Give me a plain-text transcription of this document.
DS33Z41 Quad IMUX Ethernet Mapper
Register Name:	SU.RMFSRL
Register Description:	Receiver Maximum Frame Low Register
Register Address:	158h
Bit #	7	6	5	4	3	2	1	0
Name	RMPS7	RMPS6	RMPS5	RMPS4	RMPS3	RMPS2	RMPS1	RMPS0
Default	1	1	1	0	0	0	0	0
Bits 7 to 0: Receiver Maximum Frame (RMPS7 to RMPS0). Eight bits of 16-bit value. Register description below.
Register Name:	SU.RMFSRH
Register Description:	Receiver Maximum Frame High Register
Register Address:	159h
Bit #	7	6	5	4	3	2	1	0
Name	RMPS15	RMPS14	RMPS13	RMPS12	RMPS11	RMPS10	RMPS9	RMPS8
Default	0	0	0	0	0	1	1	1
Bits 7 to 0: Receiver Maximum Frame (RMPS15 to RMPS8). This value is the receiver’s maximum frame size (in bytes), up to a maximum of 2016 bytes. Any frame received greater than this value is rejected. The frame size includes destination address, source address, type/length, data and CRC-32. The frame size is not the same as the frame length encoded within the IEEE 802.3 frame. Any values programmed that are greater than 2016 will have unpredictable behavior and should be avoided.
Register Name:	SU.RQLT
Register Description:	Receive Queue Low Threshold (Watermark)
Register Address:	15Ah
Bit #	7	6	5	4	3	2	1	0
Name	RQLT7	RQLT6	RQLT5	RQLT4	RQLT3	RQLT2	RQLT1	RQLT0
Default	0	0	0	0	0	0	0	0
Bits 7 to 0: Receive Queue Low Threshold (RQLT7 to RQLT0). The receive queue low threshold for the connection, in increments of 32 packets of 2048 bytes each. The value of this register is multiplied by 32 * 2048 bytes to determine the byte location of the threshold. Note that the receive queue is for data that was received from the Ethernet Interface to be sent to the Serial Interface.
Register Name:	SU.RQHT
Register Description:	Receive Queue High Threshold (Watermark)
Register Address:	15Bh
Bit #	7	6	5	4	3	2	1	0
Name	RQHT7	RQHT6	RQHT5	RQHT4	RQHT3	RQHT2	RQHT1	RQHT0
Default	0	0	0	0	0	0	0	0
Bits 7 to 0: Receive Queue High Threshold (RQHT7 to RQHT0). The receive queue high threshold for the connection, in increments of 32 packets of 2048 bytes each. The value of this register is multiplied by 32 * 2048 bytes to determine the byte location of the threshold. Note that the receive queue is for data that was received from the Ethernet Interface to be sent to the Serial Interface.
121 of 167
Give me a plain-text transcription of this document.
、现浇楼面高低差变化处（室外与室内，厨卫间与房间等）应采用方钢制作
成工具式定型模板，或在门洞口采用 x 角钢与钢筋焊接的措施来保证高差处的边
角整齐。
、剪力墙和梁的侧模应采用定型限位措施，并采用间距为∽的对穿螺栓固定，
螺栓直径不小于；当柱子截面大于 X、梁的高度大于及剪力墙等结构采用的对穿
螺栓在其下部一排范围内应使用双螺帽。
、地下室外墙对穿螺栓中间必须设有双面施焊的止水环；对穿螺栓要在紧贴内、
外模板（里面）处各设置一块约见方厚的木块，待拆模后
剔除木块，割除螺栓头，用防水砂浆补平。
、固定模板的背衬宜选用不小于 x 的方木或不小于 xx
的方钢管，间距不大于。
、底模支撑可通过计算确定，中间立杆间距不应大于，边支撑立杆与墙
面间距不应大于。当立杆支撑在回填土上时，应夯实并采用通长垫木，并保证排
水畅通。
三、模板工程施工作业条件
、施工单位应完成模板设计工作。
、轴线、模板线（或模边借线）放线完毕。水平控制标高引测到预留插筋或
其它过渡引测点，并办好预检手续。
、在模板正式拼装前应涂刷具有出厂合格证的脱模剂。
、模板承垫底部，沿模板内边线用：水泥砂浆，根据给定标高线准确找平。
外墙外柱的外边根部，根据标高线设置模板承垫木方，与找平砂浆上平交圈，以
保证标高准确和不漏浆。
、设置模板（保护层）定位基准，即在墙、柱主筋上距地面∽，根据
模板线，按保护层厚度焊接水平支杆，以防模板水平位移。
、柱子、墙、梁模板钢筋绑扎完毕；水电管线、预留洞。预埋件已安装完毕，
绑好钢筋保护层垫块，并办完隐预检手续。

● ● ●

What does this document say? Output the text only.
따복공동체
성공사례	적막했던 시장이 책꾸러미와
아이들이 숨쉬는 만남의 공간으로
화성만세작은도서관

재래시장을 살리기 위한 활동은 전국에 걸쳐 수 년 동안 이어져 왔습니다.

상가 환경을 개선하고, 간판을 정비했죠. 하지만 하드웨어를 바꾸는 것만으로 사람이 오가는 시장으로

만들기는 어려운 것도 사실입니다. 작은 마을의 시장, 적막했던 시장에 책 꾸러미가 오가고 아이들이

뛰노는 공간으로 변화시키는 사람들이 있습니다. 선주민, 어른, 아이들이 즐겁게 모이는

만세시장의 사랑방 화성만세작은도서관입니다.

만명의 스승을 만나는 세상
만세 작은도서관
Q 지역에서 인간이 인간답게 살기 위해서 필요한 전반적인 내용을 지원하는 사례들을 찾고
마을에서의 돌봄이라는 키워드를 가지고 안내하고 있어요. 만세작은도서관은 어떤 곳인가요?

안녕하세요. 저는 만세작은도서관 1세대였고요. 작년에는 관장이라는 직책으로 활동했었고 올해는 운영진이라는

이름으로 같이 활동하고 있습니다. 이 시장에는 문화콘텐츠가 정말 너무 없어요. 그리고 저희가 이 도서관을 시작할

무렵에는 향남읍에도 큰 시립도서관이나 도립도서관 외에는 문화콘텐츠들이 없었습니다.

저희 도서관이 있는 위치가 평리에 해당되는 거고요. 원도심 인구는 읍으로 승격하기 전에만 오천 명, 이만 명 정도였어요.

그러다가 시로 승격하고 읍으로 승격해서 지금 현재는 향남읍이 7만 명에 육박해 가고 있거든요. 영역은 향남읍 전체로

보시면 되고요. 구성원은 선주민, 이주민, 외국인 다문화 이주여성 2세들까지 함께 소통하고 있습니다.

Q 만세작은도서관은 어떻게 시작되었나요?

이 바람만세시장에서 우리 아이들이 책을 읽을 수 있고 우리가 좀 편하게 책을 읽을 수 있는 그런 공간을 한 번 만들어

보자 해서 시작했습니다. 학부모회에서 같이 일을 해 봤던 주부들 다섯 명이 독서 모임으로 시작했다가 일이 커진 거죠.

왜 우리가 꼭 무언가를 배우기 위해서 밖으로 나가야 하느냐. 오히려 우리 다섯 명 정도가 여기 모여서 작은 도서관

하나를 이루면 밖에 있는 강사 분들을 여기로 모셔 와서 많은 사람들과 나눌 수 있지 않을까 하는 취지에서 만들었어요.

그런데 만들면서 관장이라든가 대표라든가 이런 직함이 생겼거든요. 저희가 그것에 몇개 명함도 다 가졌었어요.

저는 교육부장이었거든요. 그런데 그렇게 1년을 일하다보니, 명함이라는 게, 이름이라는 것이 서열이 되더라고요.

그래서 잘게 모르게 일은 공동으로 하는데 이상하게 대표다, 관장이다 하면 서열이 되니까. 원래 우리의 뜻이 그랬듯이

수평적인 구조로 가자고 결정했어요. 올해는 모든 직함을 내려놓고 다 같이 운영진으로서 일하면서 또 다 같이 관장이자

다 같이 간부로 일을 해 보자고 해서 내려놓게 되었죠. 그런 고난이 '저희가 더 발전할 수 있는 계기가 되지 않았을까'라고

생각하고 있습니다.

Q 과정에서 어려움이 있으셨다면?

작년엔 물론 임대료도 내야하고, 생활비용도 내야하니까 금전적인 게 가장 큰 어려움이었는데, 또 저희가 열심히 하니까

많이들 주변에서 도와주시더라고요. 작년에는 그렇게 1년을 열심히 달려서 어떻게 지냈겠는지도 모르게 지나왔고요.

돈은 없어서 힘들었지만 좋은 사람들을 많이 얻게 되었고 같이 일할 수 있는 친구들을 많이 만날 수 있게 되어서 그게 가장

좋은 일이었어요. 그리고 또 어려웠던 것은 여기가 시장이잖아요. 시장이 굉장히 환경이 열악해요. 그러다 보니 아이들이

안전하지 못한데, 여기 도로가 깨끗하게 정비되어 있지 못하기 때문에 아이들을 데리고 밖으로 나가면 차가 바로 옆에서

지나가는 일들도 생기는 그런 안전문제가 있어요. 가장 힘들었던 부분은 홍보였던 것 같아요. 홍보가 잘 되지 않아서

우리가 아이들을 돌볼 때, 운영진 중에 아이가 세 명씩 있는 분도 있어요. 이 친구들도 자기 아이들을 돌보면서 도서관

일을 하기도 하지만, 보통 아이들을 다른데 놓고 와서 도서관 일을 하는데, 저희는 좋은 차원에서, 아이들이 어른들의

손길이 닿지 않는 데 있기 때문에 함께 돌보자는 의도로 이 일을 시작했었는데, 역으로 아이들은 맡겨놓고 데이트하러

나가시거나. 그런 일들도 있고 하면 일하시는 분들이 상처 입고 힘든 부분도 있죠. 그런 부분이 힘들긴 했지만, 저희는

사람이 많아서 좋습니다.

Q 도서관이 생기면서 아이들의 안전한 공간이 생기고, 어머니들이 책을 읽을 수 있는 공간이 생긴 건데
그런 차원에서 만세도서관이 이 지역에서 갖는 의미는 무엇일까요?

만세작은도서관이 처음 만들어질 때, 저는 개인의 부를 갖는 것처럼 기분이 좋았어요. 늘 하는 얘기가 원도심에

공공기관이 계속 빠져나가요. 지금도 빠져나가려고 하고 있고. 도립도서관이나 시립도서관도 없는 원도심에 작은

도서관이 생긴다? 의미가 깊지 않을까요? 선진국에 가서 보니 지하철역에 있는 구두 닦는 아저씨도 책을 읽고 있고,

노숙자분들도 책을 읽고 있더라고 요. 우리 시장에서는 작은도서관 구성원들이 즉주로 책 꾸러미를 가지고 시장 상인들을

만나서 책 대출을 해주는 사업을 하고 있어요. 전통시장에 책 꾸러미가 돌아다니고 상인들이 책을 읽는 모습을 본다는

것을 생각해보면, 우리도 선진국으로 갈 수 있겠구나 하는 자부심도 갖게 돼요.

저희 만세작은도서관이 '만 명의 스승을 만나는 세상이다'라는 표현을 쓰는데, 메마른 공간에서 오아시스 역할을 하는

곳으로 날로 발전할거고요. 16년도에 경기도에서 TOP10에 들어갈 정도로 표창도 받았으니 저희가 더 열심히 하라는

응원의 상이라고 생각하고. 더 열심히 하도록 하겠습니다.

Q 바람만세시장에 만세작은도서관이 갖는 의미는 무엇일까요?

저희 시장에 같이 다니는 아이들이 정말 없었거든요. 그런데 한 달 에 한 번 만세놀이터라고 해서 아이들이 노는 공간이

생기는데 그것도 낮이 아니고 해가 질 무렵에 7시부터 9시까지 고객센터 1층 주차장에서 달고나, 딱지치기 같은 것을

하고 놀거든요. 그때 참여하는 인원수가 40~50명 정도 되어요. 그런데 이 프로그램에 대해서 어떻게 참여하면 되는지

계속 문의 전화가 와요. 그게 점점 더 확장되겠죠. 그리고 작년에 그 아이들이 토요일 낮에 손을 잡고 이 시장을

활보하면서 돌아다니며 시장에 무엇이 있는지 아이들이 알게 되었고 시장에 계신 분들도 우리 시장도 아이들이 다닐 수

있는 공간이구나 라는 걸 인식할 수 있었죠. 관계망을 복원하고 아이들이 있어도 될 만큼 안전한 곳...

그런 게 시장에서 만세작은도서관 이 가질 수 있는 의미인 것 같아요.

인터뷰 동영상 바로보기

● ● ●

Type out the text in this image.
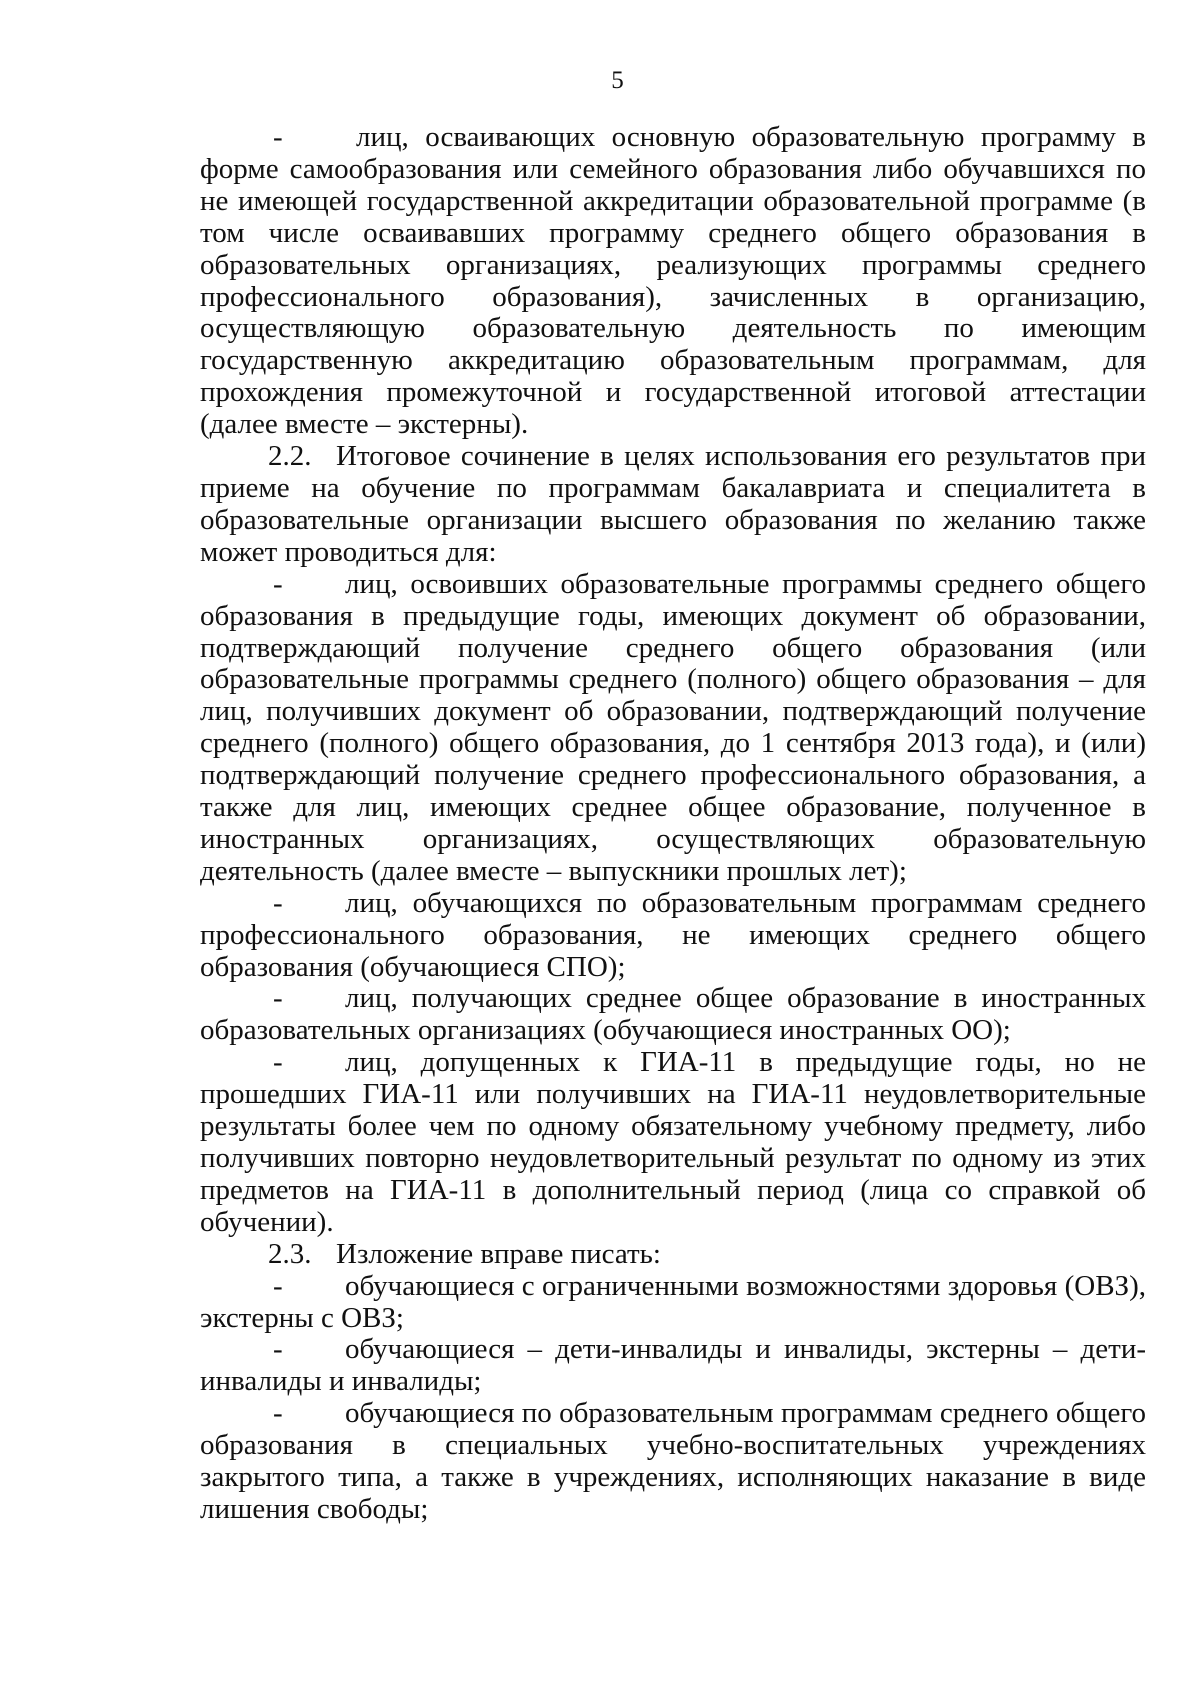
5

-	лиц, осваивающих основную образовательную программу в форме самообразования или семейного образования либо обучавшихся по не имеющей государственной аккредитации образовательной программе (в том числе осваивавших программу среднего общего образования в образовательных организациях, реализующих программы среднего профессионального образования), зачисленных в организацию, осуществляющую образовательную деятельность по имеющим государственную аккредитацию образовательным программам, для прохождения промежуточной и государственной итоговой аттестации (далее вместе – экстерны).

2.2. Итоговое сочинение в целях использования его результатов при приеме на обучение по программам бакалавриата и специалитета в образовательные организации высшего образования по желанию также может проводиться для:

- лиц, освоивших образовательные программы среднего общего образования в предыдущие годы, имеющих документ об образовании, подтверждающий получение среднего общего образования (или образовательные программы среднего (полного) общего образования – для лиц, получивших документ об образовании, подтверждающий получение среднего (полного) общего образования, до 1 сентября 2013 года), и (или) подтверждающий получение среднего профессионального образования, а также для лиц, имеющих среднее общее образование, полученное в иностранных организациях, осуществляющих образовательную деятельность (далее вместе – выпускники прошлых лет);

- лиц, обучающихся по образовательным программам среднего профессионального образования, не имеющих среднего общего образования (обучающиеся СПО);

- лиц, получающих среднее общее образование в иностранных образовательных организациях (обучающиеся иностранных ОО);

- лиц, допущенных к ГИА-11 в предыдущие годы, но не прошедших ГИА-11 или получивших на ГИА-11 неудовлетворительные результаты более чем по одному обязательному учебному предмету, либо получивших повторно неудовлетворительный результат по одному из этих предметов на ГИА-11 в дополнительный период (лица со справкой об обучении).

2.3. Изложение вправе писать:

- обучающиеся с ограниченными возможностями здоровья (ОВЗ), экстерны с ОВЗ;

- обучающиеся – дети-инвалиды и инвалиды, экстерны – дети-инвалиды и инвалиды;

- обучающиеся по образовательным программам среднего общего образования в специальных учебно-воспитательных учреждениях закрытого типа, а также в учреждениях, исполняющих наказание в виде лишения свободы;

● ● ●

§ Task directions
Using the data above, copy each line that contains "годы".

§ Result of this exercise
- лиц, освоивших образовательные программы среднего общего образования в предыдущие годы, имеющих документ об образовании, подтверждающий получение среднего общего образования (или образовательные программы среднего (полного) общего образования – для лиц, получивших документ об образовании, подтверждающий получение среднего (полного) общего образования, до 1 сентября 2013 года), и (или) подтверждающий получение среднего профессионального образования, а также для лиц, имеющих среднее общее образование, полученное в иностранных организациях, осуществляющих образовательную деятельность (далее вместе – выпускники прошлых лет);
- лиц, допущенных к ГИА-11 в предыдущие годы, но не прошедших ГИА-11 или получивших на ГИА-11 неудовлетворительные результаты более чем по одному обязательному учебному предмету, либо получивших повторно неудовлетворительный результат по одному из этих предметов на ГИА-11 в дополнительный период (лица со справкой об обучении).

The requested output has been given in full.